◆ **Work required**:
Report the count of lines containing the word "BEDROCK" in the entries below, and nothing more.

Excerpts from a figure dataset
══════════════════════════════

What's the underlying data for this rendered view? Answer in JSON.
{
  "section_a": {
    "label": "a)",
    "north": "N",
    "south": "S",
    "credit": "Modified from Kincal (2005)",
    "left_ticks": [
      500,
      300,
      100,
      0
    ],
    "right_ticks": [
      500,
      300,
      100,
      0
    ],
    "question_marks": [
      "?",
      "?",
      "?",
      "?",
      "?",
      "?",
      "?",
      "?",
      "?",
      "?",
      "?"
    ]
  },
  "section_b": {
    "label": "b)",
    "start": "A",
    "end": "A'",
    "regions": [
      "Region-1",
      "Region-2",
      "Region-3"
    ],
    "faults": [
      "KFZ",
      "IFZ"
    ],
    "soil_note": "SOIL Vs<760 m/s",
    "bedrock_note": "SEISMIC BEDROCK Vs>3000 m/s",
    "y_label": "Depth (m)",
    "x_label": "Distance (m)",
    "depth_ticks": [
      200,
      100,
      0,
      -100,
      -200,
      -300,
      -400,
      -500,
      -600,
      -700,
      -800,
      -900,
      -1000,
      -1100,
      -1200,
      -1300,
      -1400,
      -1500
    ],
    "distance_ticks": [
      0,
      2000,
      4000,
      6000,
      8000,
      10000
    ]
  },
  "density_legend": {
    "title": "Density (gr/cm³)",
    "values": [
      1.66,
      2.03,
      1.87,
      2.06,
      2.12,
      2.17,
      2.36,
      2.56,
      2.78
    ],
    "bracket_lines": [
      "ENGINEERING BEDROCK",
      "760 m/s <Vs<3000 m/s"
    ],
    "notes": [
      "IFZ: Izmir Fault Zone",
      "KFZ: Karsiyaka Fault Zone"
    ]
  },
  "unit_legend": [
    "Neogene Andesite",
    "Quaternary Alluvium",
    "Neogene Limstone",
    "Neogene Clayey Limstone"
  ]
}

══════════════════════════════

◆ **Written solution**:
2